(Data for this exercise):
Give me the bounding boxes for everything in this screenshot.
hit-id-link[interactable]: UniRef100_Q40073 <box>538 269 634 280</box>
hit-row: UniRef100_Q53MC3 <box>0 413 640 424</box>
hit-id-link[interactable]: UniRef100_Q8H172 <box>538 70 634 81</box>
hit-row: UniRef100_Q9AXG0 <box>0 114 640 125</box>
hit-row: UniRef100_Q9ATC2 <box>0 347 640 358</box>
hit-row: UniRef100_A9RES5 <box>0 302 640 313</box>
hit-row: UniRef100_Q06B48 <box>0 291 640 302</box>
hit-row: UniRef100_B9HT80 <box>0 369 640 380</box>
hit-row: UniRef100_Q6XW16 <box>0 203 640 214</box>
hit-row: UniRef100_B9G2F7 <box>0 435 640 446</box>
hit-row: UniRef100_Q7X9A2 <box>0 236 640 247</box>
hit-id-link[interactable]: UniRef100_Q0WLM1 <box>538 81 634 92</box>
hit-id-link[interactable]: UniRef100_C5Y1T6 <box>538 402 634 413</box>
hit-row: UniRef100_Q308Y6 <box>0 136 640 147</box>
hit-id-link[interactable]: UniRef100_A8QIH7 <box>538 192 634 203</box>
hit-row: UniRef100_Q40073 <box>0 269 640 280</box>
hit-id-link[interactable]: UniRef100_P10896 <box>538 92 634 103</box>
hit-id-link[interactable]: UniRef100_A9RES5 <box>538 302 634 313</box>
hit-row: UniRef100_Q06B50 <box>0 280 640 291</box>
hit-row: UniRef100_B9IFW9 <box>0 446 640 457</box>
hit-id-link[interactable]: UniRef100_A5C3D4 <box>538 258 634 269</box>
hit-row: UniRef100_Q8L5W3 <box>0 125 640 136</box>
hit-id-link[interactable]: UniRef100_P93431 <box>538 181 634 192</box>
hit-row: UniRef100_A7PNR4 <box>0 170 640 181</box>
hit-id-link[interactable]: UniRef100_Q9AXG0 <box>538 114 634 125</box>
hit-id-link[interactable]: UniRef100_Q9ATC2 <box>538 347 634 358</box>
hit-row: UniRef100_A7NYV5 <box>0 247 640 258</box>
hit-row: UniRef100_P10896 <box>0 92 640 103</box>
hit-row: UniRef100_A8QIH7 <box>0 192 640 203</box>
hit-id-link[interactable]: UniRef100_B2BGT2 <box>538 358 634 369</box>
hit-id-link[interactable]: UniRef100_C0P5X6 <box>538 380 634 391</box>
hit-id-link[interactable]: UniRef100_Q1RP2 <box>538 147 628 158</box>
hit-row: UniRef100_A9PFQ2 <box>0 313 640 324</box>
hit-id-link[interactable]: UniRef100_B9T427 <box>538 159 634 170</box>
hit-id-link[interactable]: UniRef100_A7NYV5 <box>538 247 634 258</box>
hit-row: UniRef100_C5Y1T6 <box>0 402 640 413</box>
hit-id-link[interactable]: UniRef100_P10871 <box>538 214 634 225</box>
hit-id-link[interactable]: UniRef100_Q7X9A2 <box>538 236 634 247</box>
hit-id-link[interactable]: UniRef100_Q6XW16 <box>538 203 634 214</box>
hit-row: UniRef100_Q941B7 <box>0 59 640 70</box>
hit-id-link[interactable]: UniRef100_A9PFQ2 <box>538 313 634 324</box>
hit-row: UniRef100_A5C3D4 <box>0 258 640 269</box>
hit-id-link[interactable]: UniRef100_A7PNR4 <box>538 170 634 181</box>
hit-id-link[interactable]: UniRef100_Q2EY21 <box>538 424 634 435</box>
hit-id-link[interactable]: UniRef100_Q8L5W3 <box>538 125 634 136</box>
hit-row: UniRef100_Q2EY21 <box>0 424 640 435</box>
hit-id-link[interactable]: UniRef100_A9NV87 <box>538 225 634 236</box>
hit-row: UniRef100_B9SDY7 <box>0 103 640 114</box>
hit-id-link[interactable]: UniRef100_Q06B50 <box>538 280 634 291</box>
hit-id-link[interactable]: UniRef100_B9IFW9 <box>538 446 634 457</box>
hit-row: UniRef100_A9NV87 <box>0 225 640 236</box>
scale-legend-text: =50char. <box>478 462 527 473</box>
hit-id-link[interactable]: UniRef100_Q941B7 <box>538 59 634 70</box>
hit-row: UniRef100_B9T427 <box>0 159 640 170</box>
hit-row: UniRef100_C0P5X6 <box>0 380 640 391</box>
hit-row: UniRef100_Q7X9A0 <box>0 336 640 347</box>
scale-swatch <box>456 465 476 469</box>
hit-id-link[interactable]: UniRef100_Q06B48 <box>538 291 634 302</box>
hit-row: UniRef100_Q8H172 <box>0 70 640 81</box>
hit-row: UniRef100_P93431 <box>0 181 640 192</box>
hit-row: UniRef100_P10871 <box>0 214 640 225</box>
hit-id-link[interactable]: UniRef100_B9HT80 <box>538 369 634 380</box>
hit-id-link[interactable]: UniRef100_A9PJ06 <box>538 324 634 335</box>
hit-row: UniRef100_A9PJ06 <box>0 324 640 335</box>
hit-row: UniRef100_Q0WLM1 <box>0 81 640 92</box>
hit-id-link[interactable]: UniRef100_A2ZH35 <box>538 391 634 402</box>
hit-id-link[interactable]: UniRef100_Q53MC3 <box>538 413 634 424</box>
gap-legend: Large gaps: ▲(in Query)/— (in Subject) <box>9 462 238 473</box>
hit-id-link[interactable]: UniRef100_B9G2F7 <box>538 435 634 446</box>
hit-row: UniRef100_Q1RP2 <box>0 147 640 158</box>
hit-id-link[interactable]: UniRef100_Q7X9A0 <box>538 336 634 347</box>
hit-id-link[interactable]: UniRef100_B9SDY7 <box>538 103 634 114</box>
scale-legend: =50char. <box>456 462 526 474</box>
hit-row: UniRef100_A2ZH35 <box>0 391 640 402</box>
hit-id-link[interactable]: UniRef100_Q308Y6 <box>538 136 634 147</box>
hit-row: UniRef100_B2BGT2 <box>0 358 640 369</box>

(Job):
Copy the records word for word, starting at the beginning and ending with the line that contains "hit-id-link[interactable]: UniRef100_P10896 <box>538".

(Exercise response):
Give me the bounding boxes for everything in this screenshot.
hit-id-link[interactable]: UniRef100_Q40073 <box>538 269 634 280</box>
hit-row: UniRef100_Q53MC3 <box>0 413 640 424</box>
hit-id-link[interactable]: UniRef100_Q8H172 <box>538 70 634 81</box>
hit-row: UniRef100_Q9AXG0 <box>0 114 640 125</box>
hit-row: UniRef100_Q9ATC2 <box>0 347 640 358</box>
hit-row: UniRef100_A9RES5 <box>0 302 640 313</box>
hit-row: UniRef100_Q06B48 <box>0 291 640 302</box>
hit-row: UniRef100_B9HT80 <box>0 369 640 380</box>
hit-row: UniRef100_Q6XW16 <box>0 203 640 214</box>
hit-row: UniRef100_B9G2F7 <box>0 435 640 446</box>
hit-row: UniRef100_Q7X9A2 <box>0 236 640 247</box>
hit-id-link[interactable]: UniRef100_Q0WLM1 <box>538 81 634 92</box>
hit-id-link[interactable]: UniRef100_C5Y1T6 <box>538 402 634 413</box>
hit-row: UniRef100_Q308Y6 <box>0 136 640 147</box>
hit-id-link[interactable]: UniRef100_A8QIH7 <box>538 192 634 203</box>
hit-row: UniRef100_Q40073 <box>0 269 640 280</box>
hit-id-link[interactable]: UniRef100_P10896 <box>538 92 634 103</box>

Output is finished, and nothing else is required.